# TASK DATA start

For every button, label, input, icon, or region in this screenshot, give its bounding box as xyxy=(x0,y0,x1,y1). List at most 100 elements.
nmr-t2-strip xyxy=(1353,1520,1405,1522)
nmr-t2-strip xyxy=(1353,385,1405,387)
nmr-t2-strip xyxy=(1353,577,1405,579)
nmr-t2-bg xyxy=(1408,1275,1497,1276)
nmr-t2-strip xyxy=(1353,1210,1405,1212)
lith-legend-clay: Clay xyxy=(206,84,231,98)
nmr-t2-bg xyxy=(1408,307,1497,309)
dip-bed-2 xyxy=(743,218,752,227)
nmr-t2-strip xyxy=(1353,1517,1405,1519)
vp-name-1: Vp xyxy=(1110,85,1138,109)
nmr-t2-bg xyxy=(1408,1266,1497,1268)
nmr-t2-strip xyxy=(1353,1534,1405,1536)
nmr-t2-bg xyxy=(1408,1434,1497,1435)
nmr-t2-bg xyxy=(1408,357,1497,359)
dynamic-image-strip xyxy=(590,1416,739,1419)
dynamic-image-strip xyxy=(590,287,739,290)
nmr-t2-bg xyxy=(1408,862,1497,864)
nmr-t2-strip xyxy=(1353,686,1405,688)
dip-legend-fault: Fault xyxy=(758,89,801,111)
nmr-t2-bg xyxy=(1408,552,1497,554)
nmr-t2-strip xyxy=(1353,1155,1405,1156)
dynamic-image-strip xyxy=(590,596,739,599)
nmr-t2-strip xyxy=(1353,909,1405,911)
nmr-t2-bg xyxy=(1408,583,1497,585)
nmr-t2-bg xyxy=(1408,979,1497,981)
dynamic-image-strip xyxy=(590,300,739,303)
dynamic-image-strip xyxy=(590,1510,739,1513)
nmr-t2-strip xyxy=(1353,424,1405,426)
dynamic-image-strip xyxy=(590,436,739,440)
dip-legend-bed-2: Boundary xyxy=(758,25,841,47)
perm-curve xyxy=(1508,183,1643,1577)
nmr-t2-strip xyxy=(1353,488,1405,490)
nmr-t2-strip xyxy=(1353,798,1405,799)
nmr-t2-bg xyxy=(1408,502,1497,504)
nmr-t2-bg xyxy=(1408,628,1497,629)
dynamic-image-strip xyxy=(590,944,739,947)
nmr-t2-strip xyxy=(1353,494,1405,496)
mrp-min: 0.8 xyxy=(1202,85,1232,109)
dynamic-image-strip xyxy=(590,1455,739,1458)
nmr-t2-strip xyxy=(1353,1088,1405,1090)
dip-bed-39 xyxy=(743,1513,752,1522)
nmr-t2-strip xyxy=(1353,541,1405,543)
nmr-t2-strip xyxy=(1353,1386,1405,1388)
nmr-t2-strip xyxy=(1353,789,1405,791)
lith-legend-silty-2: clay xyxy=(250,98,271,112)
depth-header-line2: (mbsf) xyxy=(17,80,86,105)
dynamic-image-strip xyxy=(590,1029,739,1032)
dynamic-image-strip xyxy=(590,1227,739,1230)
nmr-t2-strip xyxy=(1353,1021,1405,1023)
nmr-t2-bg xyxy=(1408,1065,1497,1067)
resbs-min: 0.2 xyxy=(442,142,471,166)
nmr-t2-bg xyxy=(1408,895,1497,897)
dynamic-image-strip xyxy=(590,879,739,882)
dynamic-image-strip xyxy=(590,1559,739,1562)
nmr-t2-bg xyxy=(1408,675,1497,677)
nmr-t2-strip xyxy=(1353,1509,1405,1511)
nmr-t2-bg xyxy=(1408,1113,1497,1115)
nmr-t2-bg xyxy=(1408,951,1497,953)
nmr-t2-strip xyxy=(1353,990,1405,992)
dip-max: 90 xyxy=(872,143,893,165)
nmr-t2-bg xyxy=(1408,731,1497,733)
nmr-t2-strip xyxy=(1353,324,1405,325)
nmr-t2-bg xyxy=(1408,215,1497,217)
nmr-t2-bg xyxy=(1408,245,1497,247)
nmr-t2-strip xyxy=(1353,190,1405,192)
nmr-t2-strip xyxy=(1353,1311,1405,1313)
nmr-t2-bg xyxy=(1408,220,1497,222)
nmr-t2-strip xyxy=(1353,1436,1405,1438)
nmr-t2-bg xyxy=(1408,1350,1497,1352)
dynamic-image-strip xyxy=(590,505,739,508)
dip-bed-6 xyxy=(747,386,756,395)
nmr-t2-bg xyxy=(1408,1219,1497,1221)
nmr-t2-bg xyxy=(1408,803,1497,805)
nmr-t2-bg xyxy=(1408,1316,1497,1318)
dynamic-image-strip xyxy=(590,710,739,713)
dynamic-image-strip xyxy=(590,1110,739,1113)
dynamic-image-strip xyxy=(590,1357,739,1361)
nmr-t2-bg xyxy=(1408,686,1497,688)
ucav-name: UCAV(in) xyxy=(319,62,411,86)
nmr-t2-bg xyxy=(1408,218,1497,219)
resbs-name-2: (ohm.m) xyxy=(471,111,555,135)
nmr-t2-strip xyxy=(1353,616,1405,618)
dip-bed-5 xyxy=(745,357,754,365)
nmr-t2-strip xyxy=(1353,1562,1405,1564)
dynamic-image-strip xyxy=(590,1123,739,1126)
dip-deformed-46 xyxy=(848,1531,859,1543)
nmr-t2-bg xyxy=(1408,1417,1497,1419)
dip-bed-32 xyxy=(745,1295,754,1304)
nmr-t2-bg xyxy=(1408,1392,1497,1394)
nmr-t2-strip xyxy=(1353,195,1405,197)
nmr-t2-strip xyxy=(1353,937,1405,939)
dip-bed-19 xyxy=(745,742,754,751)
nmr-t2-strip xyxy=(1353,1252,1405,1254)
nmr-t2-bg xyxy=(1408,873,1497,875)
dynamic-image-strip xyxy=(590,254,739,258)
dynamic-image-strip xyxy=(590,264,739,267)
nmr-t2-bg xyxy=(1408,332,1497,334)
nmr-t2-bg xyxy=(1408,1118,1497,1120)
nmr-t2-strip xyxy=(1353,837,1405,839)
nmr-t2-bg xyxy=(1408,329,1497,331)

# TASK DATA end

Rewrite every line of the data above as a numbered list, leaving out any blank lines.

### RESPONSE TO THE EXERCISE
1. For every button, label, input, icon, or region in this screenshot, give its bounding box as xyxy=(x0,y0,x1,y1). List at most 100 elements.
2. nmr-t2-strip xyxy=(1353,1520,1405,1522)
3. nmr-t2-strip xyxy=(1353,385,1405,387)
4. nmr-t2-strip xyxy=(1353,577,1405,579)
5. nmr-t2-bg xyxy=(1408,1275,1497,1276)
6. nmr-t2-strip xyxy=(1353,1210,1405,1212)
7. lith-legend-clay: Clay xyxy=(206,84,231,98)
8. nmr-t2-bg xyxy=(1408,307,1497,309)
9. dip-bed-2 xyxy=(743,218,752,227)
10. nmr-t2-strip xyxy=(1353,1517,1405,1519)
11. vp-name-1: Vp xyxy=(1110,85,1138,109)
12. nmr-t2-bg xyxy=(1408,1266,1497,1268)
13. nmr-t2-strip xyxy=(1353,1534,1405,1536)
14. nmr-t2-bg xyxy=(1408,1434,1497,1435)
15. nmr-t2-bg xyxy=(1408,357,1497,359)
16. dynamic-image-strip xyxy=(590,1416,739,1419)
17. dynamic-image-strip xyxy=(590,287,739,290)
18. nmr-t2-bg xyxy=(1408,862,1497,864)
19. nmr-t2-strip xyxy=(1353,686,1405,688)
20. dip-legend-fault: Fault xyxy=(758,89,801,111)
21. nmr-t2-bg xyxy=(1408,552,1497,554)
22. nmr-t2-strip xyxy=(1353,1155,1405,1156)
23. dynamic-image-strip xyxy=(590,596,739,599)
24. nmr-t2-strip xyxy=(1353,909,1405,911)
25. nmr-t2-bg xyxy=(1408,583,1497,585)
26. nmr-t2-bg xyxy=(1408,979,1497,981)
27. dynamic-image-strip xyxy=(590,300,739,303)
28. dynamic-image-strip xyxy=(590,1510,739,1513)
29. nmr-t2-strip xyxy=(1353,424,1405,426)
30. dynamic-image-strip xyxy=(590,436,739,440)
31. dip-legend-bed-2: Boundary xyxy=(758,25,841,47)
32. perm-curve xyxy=(1508,183,1643,1577)
33. nmr-t2-strip xyxy=(1353,488,1405,490)
34. nmr-t2-strip xyxy=(1353,798,1405,799)
35. nmr-t2-bg xyxy=(1408,502,1497,504)
36. nmr-t2-bg xyxy=(1408,628,1497,629)
37. dynamic-image-strip xyxy=(590,944,739,947)
38. nmr-t2-strip xyxy=(1353,494,1405,496)
39. mrp-min: 0.8 xyxy=(1202,85,1232,109)
40. dynamic-image-strip xyxy=(590,1455,739,1458)
41. nmr-t2-strip xyxy=(1353,1088,1405,1090)
42. dip-bed-39 xyxy=(743,1513,752,1522)
43. nmr-t2-strip xyxy=(1353,541,1405,543)
44. nmr-t2-strip xyxy=(1353,1386,1405,1388)
45. nmr-t2-strip xyxy=(1353,789,1405,791)
46. lith-legend-silty-2: clay xyxy=(250,98,271,112)
47. depth-header-line2: (mbsf) xyxy=(17,80,86,105)
48. dynamic-image-strip xyxy=(590,1029,739,1032)
49. dynamic-image-strip xyxy=(590,1227,739,1230)
50. nmr-t2-strip xyxy=(1353,1021,1405,1023)
51. nmr-t2-bg xyxy=(1408,1065,1497,1067)
52. resbs-min: 0.2 xyxy=(442,142,471,166)
53. nmr-t2-bg xyxy=(1408,895,1497,897)
54. dynamic-image-strip xyxy=(590,879,739,882)
55. dynamic-image-strip xyxy=(590,1559,739,1562)
56. nmr-t2-bg xyxy=(1408,675,1497,677)
57. nmr-t2-strip xyxy=(1353,1509,1405,1511)
58. nmr-t2-bg xyxy=(1408,1113,1497,1115)
59. nmr-t2-bg xyxy=(1408,951,1497,953)
60. nmr-t2-strip xyxy=(1353,990,1405,992)
61. dip-max: 90 xyxy=(872,143,893,165)
62. nmr-t2-bg xyxy=(1408,731,1497,733)
63. nmr-t2-strip xyxy=(1353,324,1405,325)
64. nmr-t2-bg xyxy=(1408,215,1497,217)
65. nmr-t2-bg xyxy=(1408,245,1497,247)
66. nmr-t2-strip xyxy=(1353,190,1405,192)
67. nmr-t2-strip xyxy=(1353,1311,1405,1313)
68. nmr-t2-bg xyxy=(1408,220,1497,222)
69. nmr-t2-strip xyxy=(1353,1436,1405,1438)
70. nmr-t2-bg xyxy=(1408,1350,1497,1352)
71. dynamic-image-strip xyxy=(590,505,739,508)
72. dip-bed-6 xyxy=(747,386,756,395)
73. nmr-t2-bg xyxy=(1408,1219,1497,1221)
74. nmr-t2-bg xyxy=(1408,803,1497,805)
75. nmr-t2-bg xyxy=(1408,1316,1497,1318)
76. dynamic-image-strip xyxy=(590,710,739,713)
77. dynamic-image-strip xyxy=(590,1110,739,1113)
78. dynamic-image-strip xyxy=(590,1357,739,1361)
79. nmr-t2-bg xyxy=(1408,686,1497,688)
80. ucav-name: UCAV(in) xyxy=(319,62,411,86)
81. nmr-t2-bg xyxy=(1408,218,1497,219)
82. resbs-name-2: (ohm.m) xyxy=(471,111,555,135)
83. nmr-t2-strip xyxy=(1353,616,1405,618)
84. dip-bed-5 xyxy=(745,357,754,365)
85. nmr-t2-strip xyxy=(1353,1562,1405,1564)
86. dynamic-image-strip xyxy=(590,1123,739,1126)
87. dip-deformed-46 xyxy=(848,1531,859,1543)
88. nmr-t2-bg xyxy=(1408,1417,1497,1419)
89. dip-bed-32 xyxy=(745,1295,754,1304)
90. nmr-t2-bg xyxy=(1408,1392,1497,1394)
91. nmr-t2-strip xyxy=(1353,195,1405,197)
92. nmr-t2-strip xyxy=(1353,937,1405,939)
93. dip-bed-19 xyxy=(745,742,754,751)
94. nmr-t2-strip xyxy=(1353,1252,1405,1254)
95. nmr-t2-bg xyxy=(1408,873,1497,875)
96. dynamic-image-strip xyxy=(590,254,739,258)
97. dynamic-image-strip xyxy=(590,264,739,267)
98. nmr-t2-bg xyxy=(1408,332,1497,334)
99. nmr-t2-bg xyxy=(1408,1118,1497,1120)
100. nmr-t2-strip xyxy=(1353,837,1405,839)
101. nmr-t2-bg xyxy=(1408,329,1497,331)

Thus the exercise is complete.